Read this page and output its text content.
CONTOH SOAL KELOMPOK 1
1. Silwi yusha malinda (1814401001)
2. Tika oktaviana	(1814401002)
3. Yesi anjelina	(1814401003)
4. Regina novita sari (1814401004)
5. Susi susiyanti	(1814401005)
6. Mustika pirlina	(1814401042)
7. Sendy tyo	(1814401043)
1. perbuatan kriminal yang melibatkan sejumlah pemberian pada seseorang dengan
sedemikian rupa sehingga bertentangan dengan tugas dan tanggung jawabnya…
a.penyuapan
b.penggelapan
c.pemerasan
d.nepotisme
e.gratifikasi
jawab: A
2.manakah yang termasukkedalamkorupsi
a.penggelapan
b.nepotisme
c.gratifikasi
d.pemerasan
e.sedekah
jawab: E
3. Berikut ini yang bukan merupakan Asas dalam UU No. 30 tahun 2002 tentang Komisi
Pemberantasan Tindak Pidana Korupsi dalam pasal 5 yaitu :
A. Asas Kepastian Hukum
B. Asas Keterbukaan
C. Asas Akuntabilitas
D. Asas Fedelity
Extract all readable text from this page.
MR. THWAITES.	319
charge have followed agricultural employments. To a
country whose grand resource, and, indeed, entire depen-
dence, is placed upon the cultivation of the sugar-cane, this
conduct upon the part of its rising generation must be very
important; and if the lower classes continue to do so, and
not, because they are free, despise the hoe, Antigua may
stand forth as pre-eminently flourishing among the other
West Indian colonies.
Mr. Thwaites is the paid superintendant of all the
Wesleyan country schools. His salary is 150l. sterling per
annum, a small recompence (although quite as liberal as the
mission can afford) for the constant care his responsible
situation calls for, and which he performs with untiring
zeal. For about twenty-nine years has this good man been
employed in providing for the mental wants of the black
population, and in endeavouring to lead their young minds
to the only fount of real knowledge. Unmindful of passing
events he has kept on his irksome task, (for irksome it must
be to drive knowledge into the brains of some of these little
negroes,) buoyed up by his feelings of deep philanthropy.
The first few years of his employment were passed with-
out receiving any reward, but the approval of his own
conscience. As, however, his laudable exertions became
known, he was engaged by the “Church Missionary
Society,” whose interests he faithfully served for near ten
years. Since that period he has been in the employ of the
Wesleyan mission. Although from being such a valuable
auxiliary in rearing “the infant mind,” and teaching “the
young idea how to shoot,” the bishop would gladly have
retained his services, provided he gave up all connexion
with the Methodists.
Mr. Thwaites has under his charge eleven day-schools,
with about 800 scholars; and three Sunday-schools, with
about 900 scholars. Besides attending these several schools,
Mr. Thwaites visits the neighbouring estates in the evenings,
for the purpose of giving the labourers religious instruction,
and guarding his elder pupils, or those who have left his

> **PROBLEM DETAILS**: Send back each record exactly as it stands.

> **REPLY TO THE EXERCISE**:
Read this page and output its text content.
CONTOH SOAL KELOMPOK 1
1. Silwi yusha malinda (1814401001)
2. Tika oktaviana	(1814401002)
3. Yesi anjelina	(1814401003)
4. Regina novita sari (1814401004)
5. Susi susiyanti	(1814401005)
6. Mustika pirlina	(1814401042)
7. Sendy tyo	(1814401043)
1. perbuatan kriminal yang melibatkan sejumlah pemberian pada seseorang dengan
sedemikian rupa sehingga bertentangan dengan tugas dan tanggung jawabnya…
a.penyuapan
b.penggelapan
c.pemerasan
d.nepotisme
e.gratifikasi
jawab: A
2.manakah yang termasukkedalamkorupsi
a.penggelapan
b.nepotisme
c.gratifikasi
d.pemerasan
e.sedekah
jawab: E
3. Berikut ini yang bukan merupakan Asas dalam UU No. 30 tahun 2002 tentang Komisi
Pemberantasan Tindak Pidana Korupsi dalam pasal 5 yaitu :
A. Asas Kepastian Hukum
B. Asas Keterbukaan
C. Asas Akuntabilitas
D. Asas Fedelity
Extract all readable text from this page.
MR. THWAITES.	319
charge have followed agricultural employments. To a
country whose grand resource, and, indeed, entire depen-
dence, is placed upon the cultivation of the sugar-cane, this
conduct upon the part of its rising generation must be very
important; and if the lower classes continue to do so, and
not, because they are free, despise the hoe, Antigua may
stand forth as pre-eminently flourishing among the other
West Indian colonies.
Mr. Thwaites is the paid superintendant of all the
Wesleyan country schools. His salary is 150l. sterling per
annum, a small recompence (although quite as liberal as the
mission can afford) for the constant care his responsible
situation calls for, and which he performs with untiring
zeal. For about twenty-nine years has this good man been
employed in providing for the mental wants of the black
population, and in endeavouring to lead their young minds
to the only fount of real knowledge. Unmindful of passing
events he has kept on his irksome task, (for irksome it must
be to drive knowledge into the brains of some of these little
negroes,) buoyed up by his feelings of deep philanthropy.
The first few years of his employment were passed with-
out receiving any reward, but the approval of his own
conscience. As, however, his laudable exertions became
known, he was engaged by the “Church Missionary
Society,” whose interests he faithfully served for near ten
years. Since that period he has been in the employ of the
Wesleyan mission. Although from being such a valuable
auxiliary in rearing “the infant mind,” and teaching “the
young idea how to shoot,” the bishop would gladly have
retained his services, provided he gave up all connexion
with the Methodists.
Mr. Thwaites has under his charge eleven day-schools,
with about 800 scholars; and three Sunday-schools, with
about 900 scholars. Besides attending these several schools,
Mr. Thwaites visits the neighbouring estates in the evenings,
for the purpose of giving the labourers religious instruction,
and guarding his elder pupils, or those who have left his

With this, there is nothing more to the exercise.